Start of Listing

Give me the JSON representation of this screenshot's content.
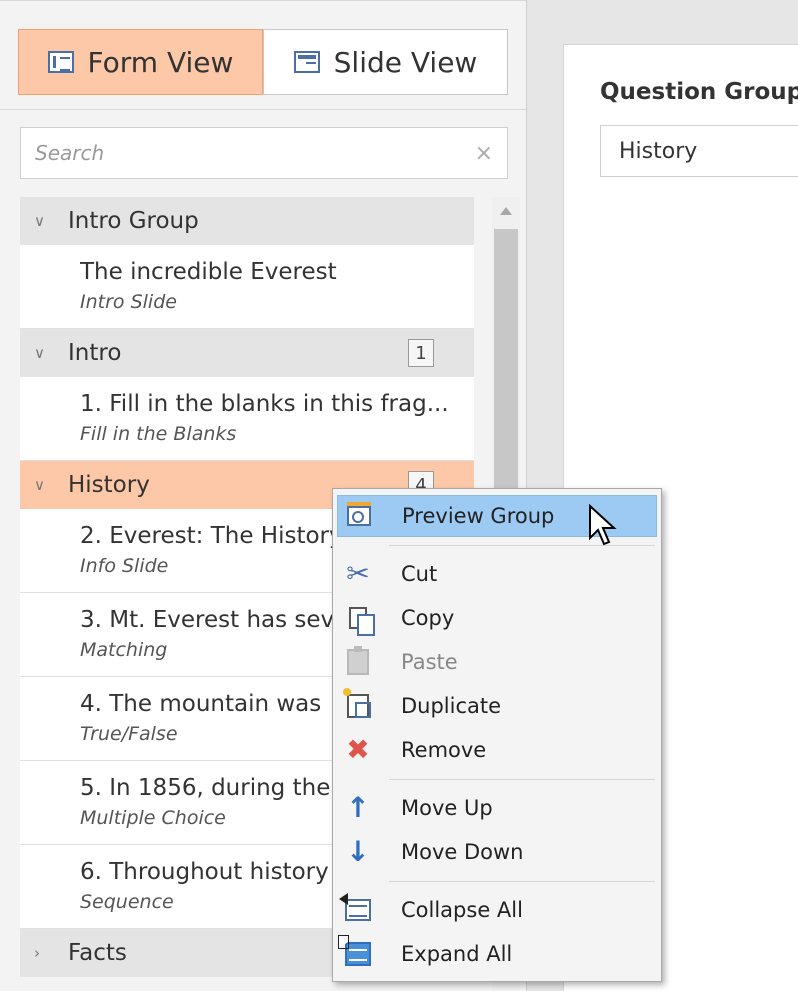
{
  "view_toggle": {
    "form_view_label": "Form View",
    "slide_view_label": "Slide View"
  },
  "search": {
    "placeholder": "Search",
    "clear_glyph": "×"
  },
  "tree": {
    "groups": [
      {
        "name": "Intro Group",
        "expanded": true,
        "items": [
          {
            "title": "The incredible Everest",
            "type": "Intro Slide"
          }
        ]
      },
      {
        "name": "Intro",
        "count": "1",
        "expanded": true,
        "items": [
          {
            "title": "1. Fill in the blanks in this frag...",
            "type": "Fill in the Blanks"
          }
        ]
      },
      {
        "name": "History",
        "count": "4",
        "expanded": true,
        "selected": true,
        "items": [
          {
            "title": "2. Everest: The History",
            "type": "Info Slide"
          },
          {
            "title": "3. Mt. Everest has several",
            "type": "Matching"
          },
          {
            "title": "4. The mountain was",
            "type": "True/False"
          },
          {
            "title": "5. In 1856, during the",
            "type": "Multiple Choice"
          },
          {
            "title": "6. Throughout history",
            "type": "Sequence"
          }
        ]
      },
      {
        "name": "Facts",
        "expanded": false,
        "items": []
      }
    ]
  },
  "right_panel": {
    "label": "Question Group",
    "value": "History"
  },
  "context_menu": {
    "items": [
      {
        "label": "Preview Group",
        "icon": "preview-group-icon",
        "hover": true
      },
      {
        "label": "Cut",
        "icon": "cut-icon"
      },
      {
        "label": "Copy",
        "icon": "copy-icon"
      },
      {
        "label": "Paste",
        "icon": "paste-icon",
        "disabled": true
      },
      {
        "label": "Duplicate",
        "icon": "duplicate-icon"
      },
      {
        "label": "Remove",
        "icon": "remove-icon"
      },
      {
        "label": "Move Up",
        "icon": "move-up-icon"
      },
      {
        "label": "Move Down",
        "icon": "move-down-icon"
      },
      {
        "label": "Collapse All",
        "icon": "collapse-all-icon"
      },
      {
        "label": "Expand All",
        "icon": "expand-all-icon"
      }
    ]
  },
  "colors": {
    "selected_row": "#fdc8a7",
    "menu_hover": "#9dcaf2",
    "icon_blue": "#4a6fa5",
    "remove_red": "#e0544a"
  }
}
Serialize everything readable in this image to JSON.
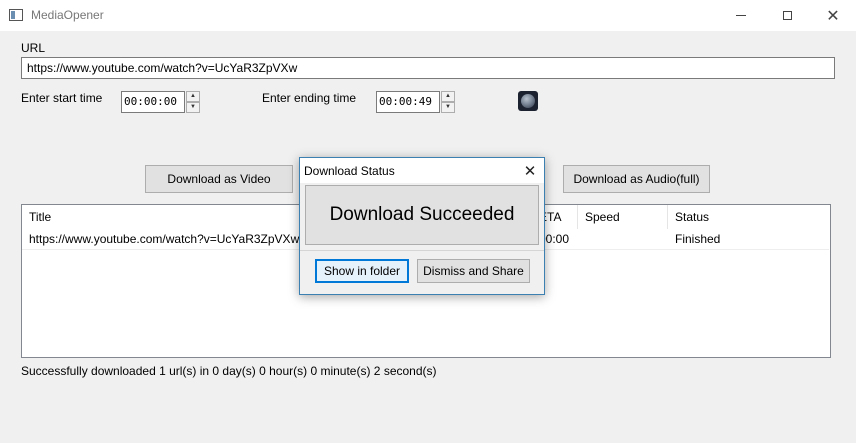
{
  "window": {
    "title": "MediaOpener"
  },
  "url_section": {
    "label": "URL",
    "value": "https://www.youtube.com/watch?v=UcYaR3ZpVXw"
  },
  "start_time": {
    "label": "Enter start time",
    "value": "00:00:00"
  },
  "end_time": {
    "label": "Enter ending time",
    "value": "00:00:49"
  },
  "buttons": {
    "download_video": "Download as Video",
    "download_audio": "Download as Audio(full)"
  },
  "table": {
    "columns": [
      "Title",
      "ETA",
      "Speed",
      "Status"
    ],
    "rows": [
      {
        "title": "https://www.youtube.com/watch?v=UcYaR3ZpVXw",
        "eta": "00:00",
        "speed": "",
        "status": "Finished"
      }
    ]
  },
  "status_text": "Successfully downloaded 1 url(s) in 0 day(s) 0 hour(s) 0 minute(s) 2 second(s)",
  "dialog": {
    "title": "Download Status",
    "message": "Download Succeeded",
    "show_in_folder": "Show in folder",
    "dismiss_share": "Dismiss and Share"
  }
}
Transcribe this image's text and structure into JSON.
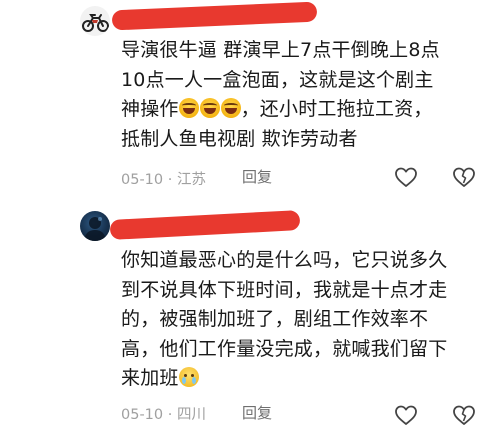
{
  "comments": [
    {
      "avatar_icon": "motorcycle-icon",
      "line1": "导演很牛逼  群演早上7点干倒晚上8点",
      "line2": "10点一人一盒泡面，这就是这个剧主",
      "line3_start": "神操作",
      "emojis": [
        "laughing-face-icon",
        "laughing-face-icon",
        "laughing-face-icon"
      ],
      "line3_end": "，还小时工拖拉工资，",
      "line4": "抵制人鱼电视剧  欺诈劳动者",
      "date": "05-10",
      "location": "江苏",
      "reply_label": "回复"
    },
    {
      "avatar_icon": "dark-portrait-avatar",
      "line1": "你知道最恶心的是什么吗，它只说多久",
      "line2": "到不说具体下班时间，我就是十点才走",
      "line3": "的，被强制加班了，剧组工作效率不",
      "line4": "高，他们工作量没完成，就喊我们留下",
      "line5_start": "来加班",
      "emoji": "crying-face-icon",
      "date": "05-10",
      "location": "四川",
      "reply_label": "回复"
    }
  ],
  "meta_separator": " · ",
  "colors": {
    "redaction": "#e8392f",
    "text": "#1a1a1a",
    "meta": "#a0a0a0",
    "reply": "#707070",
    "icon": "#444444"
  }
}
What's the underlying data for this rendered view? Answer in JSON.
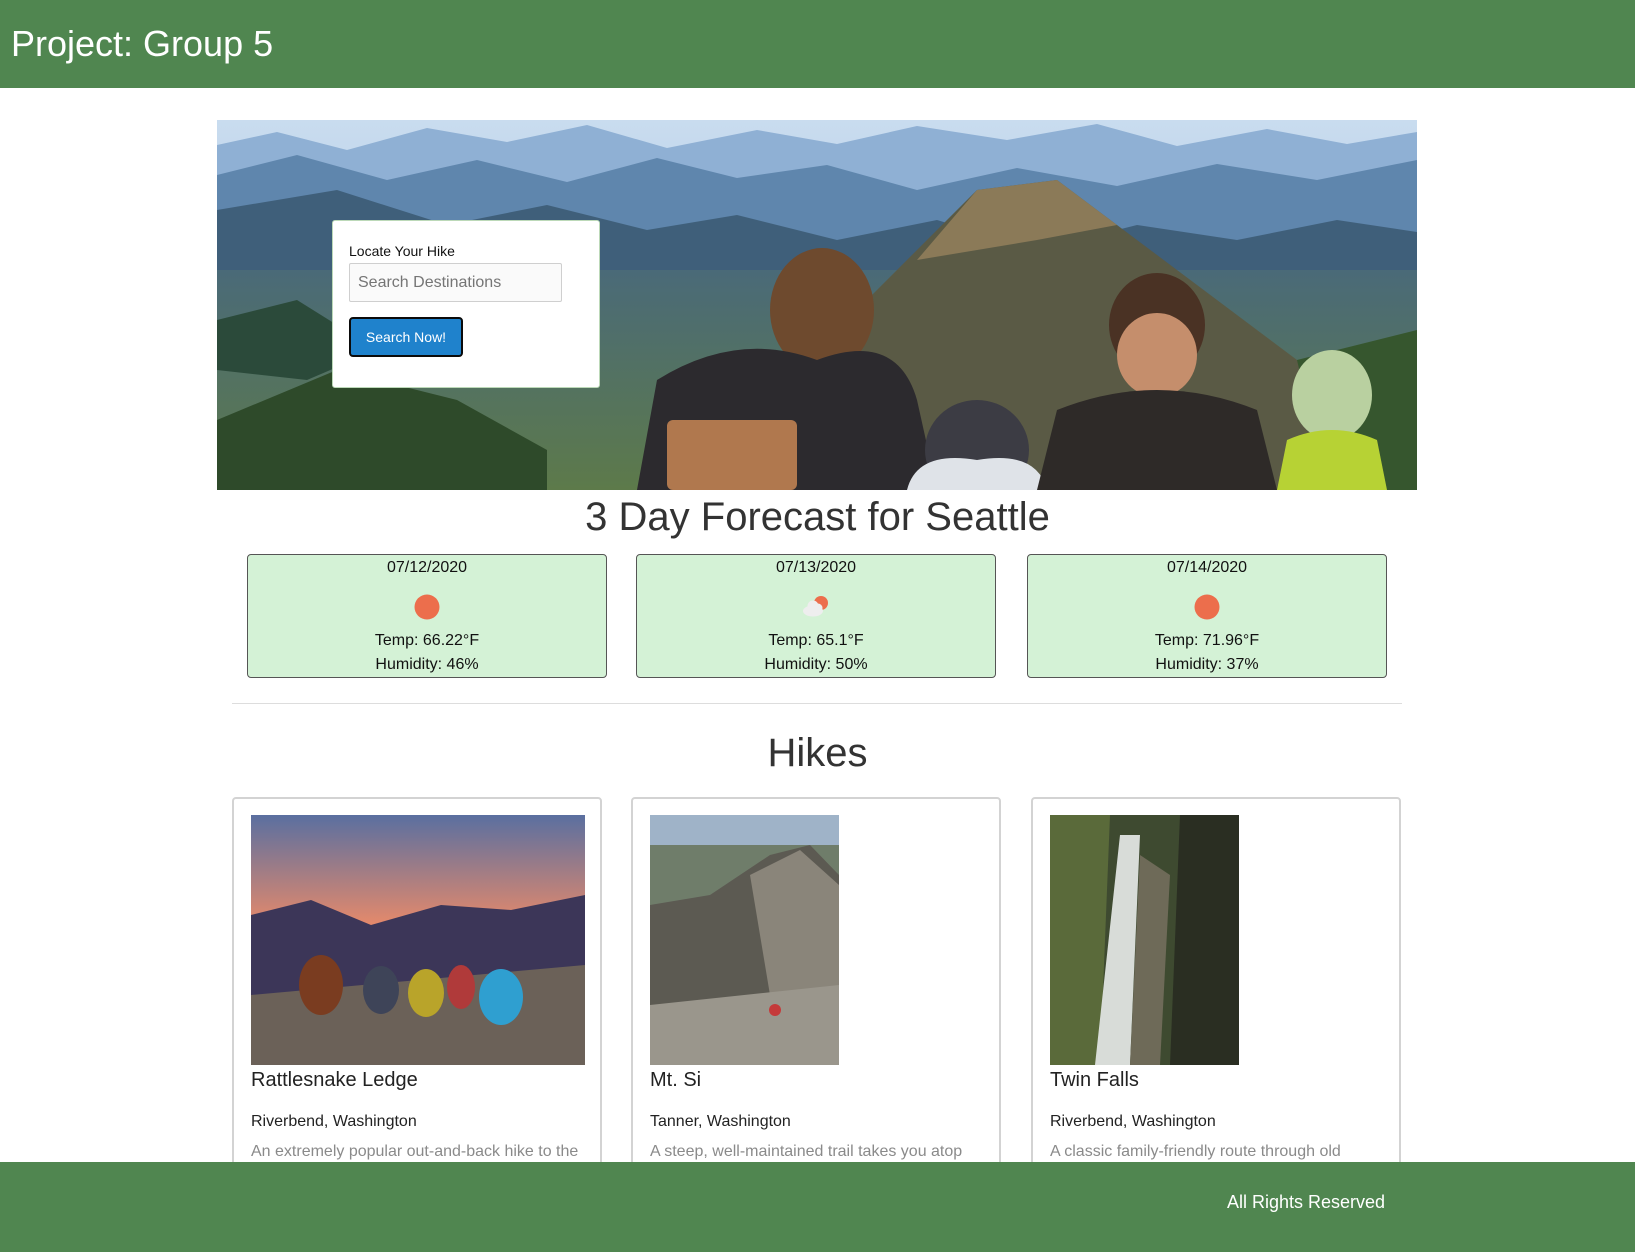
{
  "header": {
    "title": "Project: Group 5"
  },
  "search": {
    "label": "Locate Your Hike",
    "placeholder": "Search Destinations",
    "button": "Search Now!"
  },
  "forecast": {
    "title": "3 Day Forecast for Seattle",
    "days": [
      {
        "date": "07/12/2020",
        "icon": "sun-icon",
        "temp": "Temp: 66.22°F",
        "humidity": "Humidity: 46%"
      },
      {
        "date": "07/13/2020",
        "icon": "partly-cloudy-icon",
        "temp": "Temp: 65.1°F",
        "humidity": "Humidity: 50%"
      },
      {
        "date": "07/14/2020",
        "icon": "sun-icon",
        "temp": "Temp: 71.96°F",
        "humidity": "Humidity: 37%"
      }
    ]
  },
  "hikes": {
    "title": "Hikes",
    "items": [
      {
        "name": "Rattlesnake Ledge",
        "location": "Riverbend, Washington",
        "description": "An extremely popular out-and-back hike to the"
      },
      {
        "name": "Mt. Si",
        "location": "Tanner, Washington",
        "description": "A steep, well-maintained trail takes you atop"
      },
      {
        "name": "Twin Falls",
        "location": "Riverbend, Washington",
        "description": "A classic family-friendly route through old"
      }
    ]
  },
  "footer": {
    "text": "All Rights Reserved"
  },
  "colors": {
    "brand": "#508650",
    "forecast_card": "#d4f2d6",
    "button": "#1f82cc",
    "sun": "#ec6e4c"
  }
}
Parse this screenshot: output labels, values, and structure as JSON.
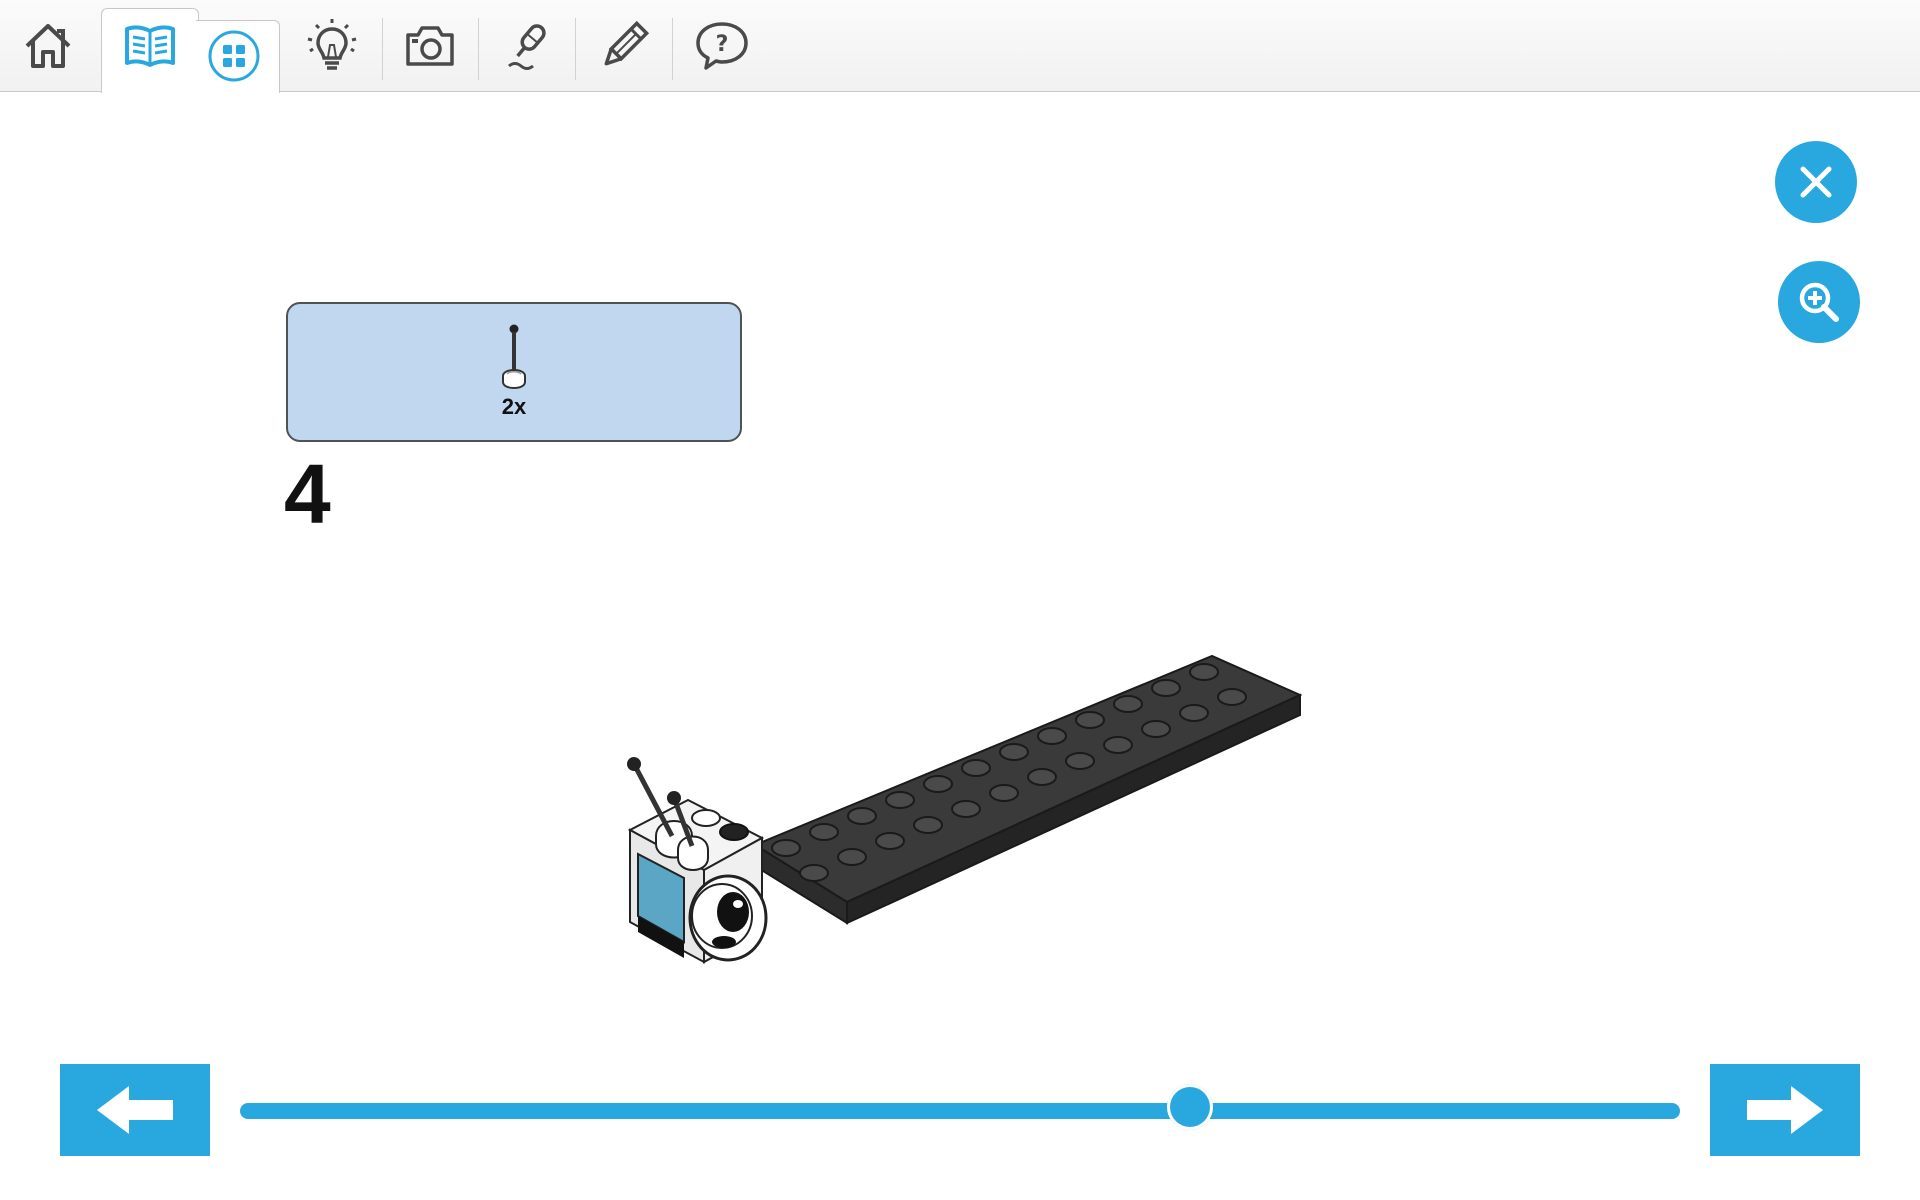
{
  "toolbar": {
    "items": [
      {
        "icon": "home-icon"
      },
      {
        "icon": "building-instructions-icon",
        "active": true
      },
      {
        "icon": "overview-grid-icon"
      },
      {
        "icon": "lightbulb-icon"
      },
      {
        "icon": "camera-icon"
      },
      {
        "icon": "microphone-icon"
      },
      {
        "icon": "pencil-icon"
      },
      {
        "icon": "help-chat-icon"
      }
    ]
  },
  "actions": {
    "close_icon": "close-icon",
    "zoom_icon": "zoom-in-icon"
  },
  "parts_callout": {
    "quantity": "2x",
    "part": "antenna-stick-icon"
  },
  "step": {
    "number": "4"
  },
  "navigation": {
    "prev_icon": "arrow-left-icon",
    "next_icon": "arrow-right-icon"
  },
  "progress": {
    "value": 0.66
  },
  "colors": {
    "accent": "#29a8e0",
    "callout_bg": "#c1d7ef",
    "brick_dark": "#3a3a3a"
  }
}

End of Listing

Task to complete:
Copy the data character for character, but drop all pictures from the copy.

Written response:
Give me the JSON representation of this screenshot's content.
{
  "view_toggle": {
    "form_view_label": "Form View",
    "slide_view_label": "Slide View"
  },
  "search": {
    "placeholder": "Search",
    "clear_glyph": "×"
  },
  "tree": {
    "groups": [
      {
        "name": "Intro Group",
        "expanded": true,
        "items": [
          {
            "title": "The incredible Everest",
            "type": "Intro Slide"
          }
        ]
      },
      {
        "name": "Intro",
        "count": "1",
        "expanded": true,
        "items": [
          {
            "title": "1. Fill in the blanks in this frag...",
            "type": "Fill in the Blanks"
          }
        ]
      },
      {
        "name": "History",
        "count": "4",
        "expanded": true,
        "selected": true,
        "items": [
          {
            "title": "2. Everest: The History",
            "type": "Info Slide"
          },
          {
            "title": "3. Mt. Everest has several",
            "type": "Matching"
          },
          {
            "title": "4. The mountain was",
            "type": "True/False"
          },
          {
            "title": "5. In 1856, during the",
            "type": "Multiple Choice"
          },
          {
            "title": "6. Throughout history",
            "type": "Sequence"
          }
        ]
      },
      {
        "name": "Facts",
        "expanded": false,
        "items": []
      }
    ]
  },
  "right_panel": {
    "label": "Question Group",
    "value": "History"
  },
  "context_menu": {
    "items": [
      {
        "label": "Preview Group",
        "icon": "preview-group-icon",
        "hover": true
      },
      {
        "label": "Cut",
        "icon": "cut-icon"
      },
      {
        "label": "Copy",
        "icon": "copy-icon"
      },
      {
        "label": "Paste",
        "icon": "paste-icon",
        "disabled": true
      },
      {
        "label": "Duplicate",
        "icon": "duplicate-icon"
      },
      {
        "label": "Remove",
        "icon": "remove-icon"
      },
      {
        "label": "Move Up",
        "icon": "move-up-icon"
      },
      {
        "label": "Move Down",
        "icon": "move-down-icon"
      },
      {
        "label": "Collapse All",
        "icon": "collapse-all-icon"
      },
      {
        "label": "Expand All",
        "icon": "expand-all-icon"
      }
    ]
  },
  "colors": {
    "selected_row": "#fdc8a7",
    "menu_hover": "#9dcaf2",
    "icon_blue": "#4a6fa5",
    "remove_red": "#e0544a"
  }
}
Serialize everything readable in this image to JSON.
{
  "window": {
    "title": "MediaOpener"
  },
  "url_section": {
    "label": "URL",
    "value": "https://www.youtube.com/watch?v=UcYaR3ZpVXw"
  },
  "start_time": {
    "label": "Enter start time",
    "value": "00:00:00"
  },
  "end_time": {
    "label": "Enter ending time",
    "value": "00:00:49"
  },
  "buttons": {
    "download_video": "Download as Video",
    "download_audio": "Download as Audio(full)"
  },
  "table": {
    "columns": [
      "Title",
      "ETA",
      "Speed",
      "Status"
    ],
    "rows": [
      {
        "title": "https://www.youtube.com/watch?v=UcYaR3ZpVXw",
        "eta": "00:00",
        "speed": "",
        "status": "Finished"
      }
    ]
  },
  "status_text": "Successfully downloaded 1 url(s) in 0 day(s) 0 hour(s) 0 minute(s) 2 second(s)",
  "dialog": {
    "title": "Download Status",
    "message": "Download Succeeded",
    "show_in_folder": "Show in folder",
    "dismiss_share": "Dismiss and Share"
  }
}
Transcribe this image's text and structure into JSON.
{
  "comments": [
    {
      "avatar_icon": "motorcycle-icon",
      "line1": "导演很牛逼  群演早上7点干倒晚上8点",
      "line2": "10点一人一盒泡面，这就是这个剧主",
      "line3_start": "神操作",
      "emojis": [
        "laughing-face-icon",
        "laughing-face-icon",
        "laughing-face-icon"
      ],
      "line3_end": "，还小时工拖拉工资，",
      "line4": "抵制人鱼电视剧  欺诈劳动者",
      "date": "05-10",
      "location": "江苏",
      "reply_label": "回复"
    },
    {
      "avatar_icon": "dark-portrait-avatar",
      "line1": "你知道最恶心的是什么吗，它只说多久",
      "line2": "到不说具体下班时间，我就是十点才走",
      "line3": "的，被强制加班了，剧组工作效率不",
      "line4": "高，他们工作量没完成，就喊我们留下",
      "line5_start": "来加班",
      "emoji": "crying-face-icon",
      "date": "05-10",
      "location": "四川",
      "reply_label": "回复"
    }
  ],
  "meta_separator": " · ",
  "colors": {
    "redaction": "#e8392f",
    "text": "#1a1a1a",
    "meta": "#a0a0a0",
    "reply": "#707070",
    "icon": "#444444"
  }
}
What's the underlying data for this rendered view? Answer in JSON.
{
  "header": {
    "title": "Project: Group 5"
  },
  "search": {
    "label": "Locate Your Hike",
    "placeholder": "Search Destinations",
    "button": "Search Now!"
  },
  "forecast": {
    "title": "3 Day Forecast for Seattle",
    "days": [
      {
        "date": "07/12/2020",
        "icon": "sun-icon",
        "temp": "Temp: 66.22°F",
        "humidity": "Humidity: 46%"
      },
      {
        "date": "07/13/2020",
        "icon": "partly-cloudy-icon",
        "temp": "Temp: 65.1°F",
        "humidity": "Humidity: 50%"
      },
      {
        "date": "07/14/2020",
        "icon": "sun-icon",
        "temp": "Temp: 71.96°F",
        "humidity": "Humidity: 37%"
      }
    ]
  },
  "hikes": {
    "title": "Hikes",
    "items": [
      {
        "name": "Rattlesnake Ledge",
        "location": "Riverbend, Washington",
        "description": "An extremely popular out-and-back hike to the"
      },
      {
        "name": "Mt. Si",
        "location": "Tanner, Washington",
        "description": "A steep, well-maintained trail takes you atop"
      },
      {
        "name": "Twin Falls",
        "location": "Riverbend, Washington",
        "description": "A classic family-friendly route through old"
      }
    ]
  },
  "footer": {
    "text": "All Rights Reserved"
  },
  "colors": {
    "brand": "#508650",
    "forecast_card": "#d4f2d6",
    "button": "#1f82cc",
    "sun": "#ec6e4c"
  }
}
Parse this screenshot: output labels, values, and structure as JSON.
{
  "toolbar": {
    "items": [
      {
        "icon": "home-icon"
      },
      {
        "icon": "building-instructions-icon",
        "active": true
      },
      {
        "icon": "overview-grid-icon"
      },
      {
        "icon": "lightbulb-icon"
      },
      {
        "icon": "camera-icon"
      },
      {
        "icon": "microphone-icon"
      },
      {
        "icon": "pencil-icon"
      },
      {
        "icon": "help-chat-icon"
      }
    ]
  },
  "actions": {
    "close_icon": "close-icon",
    "zoom_icon": "zoom-in-icon"
  },
  "parts_callout": {
    "quantity": "2x",
    "part": "antenna-stick-icon"
  },
  "step": {
    "number": "4"
  },
  "navigation": {
    "prev_icon": "arrow-left-icon",
    "next_icon": "arrow-right-icon"
  },
  "progress": {
    "value": 0.66
  },
  "colors": {
    "accent": "#29a8e0",
    "callout_bg": "#c1d7ef",
    "brick_dark": "#3a3a3a"
  }
}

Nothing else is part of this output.